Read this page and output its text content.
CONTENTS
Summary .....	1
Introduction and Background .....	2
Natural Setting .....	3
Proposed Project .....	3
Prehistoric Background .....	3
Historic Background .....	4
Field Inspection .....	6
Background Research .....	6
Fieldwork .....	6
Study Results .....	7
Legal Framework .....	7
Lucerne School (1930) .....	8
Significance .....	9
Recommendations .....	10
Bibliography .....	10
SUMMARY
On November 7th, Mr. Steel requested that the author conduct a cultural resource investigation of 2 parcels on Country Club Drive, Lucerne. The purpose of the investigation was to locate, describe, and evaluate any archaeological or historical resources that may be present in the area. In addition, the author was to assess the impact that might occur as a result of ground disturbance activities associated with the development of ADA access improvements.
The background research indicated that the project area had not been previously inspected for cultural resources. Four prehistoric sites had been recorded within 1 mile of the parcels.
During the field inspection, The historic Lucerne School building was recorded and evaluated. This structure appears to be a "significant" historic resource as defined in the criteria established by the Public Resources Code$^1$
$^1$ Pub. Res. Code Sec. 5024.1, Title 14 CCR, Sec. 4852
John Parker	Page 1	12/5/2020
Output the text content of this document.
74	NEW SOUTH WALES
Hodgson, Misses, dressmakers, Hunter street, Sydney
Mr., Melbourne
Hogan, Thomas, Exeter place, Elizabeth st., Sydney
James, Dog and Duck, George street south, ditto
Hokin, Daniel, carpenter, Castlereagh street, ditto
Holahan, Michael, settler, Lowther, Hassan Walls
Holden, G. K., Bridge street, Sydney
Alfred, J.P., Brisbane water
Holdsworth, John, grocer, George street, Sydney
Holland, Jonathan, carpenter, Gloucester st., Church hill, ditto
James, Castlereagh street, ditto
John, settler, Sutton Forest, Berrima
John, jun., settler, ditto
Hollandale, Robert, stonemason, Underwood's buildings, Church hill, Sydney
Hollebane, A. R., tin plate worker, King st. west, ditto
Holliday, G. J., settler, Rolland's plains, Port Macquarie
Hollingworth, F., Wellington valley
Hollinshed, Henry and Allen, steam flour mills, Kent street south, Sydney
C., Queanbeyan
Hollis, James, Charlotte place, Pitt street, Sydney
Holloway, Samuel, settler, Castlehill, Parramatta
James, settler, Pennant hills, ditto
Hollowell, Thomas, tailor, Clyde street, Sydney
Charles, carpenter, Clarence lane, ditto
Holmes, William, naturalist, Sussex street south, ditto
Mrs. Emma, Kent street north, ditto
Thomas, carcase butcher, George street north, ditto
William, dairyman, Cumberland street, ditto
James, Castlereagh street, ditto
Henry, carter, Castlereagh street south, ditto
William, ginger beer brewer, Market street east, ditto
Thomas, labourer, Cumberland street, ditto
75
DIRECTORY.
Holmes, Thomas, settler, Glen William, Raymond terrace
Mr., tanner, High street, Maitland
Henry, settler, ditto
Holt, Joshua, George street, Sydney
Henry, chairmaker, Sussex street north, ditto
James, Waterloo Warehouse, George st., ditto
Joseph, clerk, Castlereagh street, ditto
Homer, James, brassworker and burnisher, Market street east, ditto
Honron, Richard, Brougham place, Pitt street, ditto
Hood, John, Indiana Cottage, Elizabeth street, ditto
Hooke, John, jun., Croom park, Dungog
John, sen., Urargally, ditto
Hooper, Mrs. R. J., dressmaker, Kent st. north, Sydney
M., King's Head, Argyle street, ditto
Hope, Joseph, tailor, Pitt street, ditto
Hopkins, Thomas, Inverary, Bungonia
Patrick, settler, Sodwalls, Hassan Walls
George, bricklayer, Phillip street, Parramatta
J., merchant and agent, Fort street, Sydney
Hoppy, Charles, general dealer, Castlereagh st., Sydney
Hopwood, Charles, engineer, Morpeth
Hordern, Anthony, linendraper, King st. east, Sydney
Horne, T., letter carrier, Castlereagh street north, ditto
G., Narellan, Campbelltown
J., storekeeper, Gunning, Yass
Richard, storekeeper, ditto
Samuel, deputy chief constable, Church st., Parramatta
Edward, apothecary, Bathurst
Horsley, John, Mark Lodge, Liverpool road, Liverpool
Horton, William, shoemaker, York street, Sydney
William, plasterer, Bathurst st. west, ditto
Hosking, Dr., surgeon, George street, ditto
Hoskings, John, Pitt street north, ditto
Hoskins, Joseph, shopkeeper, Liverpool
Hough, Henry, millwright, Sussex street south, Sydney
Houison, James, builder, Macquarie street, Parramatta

#### [Given task]
Each record above should be output again exactly.

#### [Solution to the problem]
Read this page and output its text content.
CONTENTS
Summary .....	1
Introduction and Background .....	2
Natural Setting .....	3
Proposed Project .....	3
Prehistoric Background .....	3
Historic Background .....	4
Field Inspection .....	6
Background Research .....	6
Fieldwork .....	6
Study Results .....	7
Legal Framework .....	7
Lucerne School (1930) .....	8
Significance .....	9
Recommendations .....	10
Bibliography .....	10
SUMMARY
On November 7th, Mr. Steel requested that the author conduct a cultural resource investigation of 2 parcels on Country Club Drive, Lucerne. The purpose of the investigation was to locate, describe, and evaluate any archaeological or historical resources that may be present in the area. In addition, the author was to assess the impact that might occur as a result of ground disturbance activities associated with the development of ADA access improvements.
The background research indicated that the project area had not been previously inspected for cultural resources. Four prehistoric sites had been recorded within 1 mile of the parcels.
During the field inspection, The historic Lucerne School building was recorded and evaluated. This structure appears to be a "significant" historic resource as defined in the criteria established by the Public Resources Code$^1$
$^1$ Pub. Res. Code Sec. 5024.1, Title 14 CCR, Sec. 4852
John Parker	Page 1	12/5/2020
Output the text content of this document.
74	NEW SOUTH WALES
Hodgson, Misses, dressmakers, Hunter street, Sydney
Mr., Melbourne
Hogan, Thomas, Exeter place, Elizabeth st., Sydney
James, Dog and Duck, George street south, ditto
Hokin, Daniel, carpenter, Castlereagh street, ditto
Holahan, Michael, settler, Lowther, Hassan Walls
Holden, G. K., Bridge street, Sydney
Alfred, J.P., Brisbane water
Holdsworth, John, grocer, George street, Sydney
Holland, Jonathan, carpenter, Gloucester st., Church hill, ditto
James, Castlereagh street, ditto
John, settler, Sutton Forest, Berrima
John, jun., settler, ditto
Hollandale, Robert, stonemason, Underwood's buildings, Church hill, Sydney
Hollebane, A. R., tin plate worker, King st. west, ditto
Holliday, G. J., settler, Rolland's plains, Port Macquarie
Hollingworth, F., Wellington valley
Hollinshed, Henry and Allen, steam flour mills, Kent street south, Sydney
C., Queanbeyan
Hollis, James, Charlotte place, Pitt street, Sydney
Holloway, Samuel, settler, Castlehill, Parramatta
James, settler, Pennant hills, ditto
Hollowell, Thomas, tailor, Clyde street, Sydney
Charles, carpenter, Clarence lane, ditto
Holmes, William, naturalist, Sussex street south, ditto
Mrs. Emma, Kent street north, ditto
Thomas, carcase butcher, George street north, ditto
William, dairyman, Cumberland street, ditto
James, Castlereagh street, ditto
Henry, carter, Castlereagh street south, ditto
William, ginger beer brewer, Market street east, ditto
Thomas, labourer, Cumberland street, ditto
75
DIRECTORY.
Holmes, Thomas, settler, Glen William, Raymond terrace
Mr., tanner, High street, Maitland
Henry, settler, ditto
Holt, Joshua, George street, Sydney
Henry, chairmaker, Sussex street north, ditto
James, Waterloo Warehouse, George st., ditto
Joseph, clerk, Castlereagh street, ditto
Homer, James, brassworker and burnisher, Market street east, ditto
Honron, Richard, Brougham place, Pitt street, ditto
Hood, John, Indiana Cottage, Elizabeth street, ditto
Hooke, John, jun., Croom park, Dungog
John, sen., Urargally, ditto
Hooper, Mrs. R. J., dressmaker, Kent st. north, Sydney
M., King's Head, Argyle street, ditto
Hope, Joseph, tailor, Pitt street, ditto
Hopkins, Thomas, Inverary, Bungonia
Patrick, settler, Sodwalls, Hassan Walls
George, bricklayer, Phillip street, Parramatta
J., merchant and agent, Fort street, Sydney
Hoppy, Charles, general dealer, Castlereagh st., Sydney
Hopwood, Charles, engineer, Morpeth
Hordern, Anthony, linendraper, King st. east, Sydney
Horne, T., letter carrier, Castlereagh street north, ditto
G., Narellan, Campbelltown
J., storekeeper, Gunning, Yass
Richard, storekeeper, ditto
Samuel, deputy chief constable, Church st., Parramatta
Edward, apothecary, Bathurst
Horsley, John, Mark Lodge, Liverpool road, Liverpool
Horton, William, shoemaker, York street, Sydney
William, plasterer, Bathurst st. west, ditto
Hosking, Dr., surgeon, George street, ditto
Hoskings, John, Pitt street north, ditto
Hoskins, Joseph, shopkeeper, Liverpool
Hough, Henry, millwright, Sussex street south, Sydney
Houison, James, builder, Macquarie street, Parramatta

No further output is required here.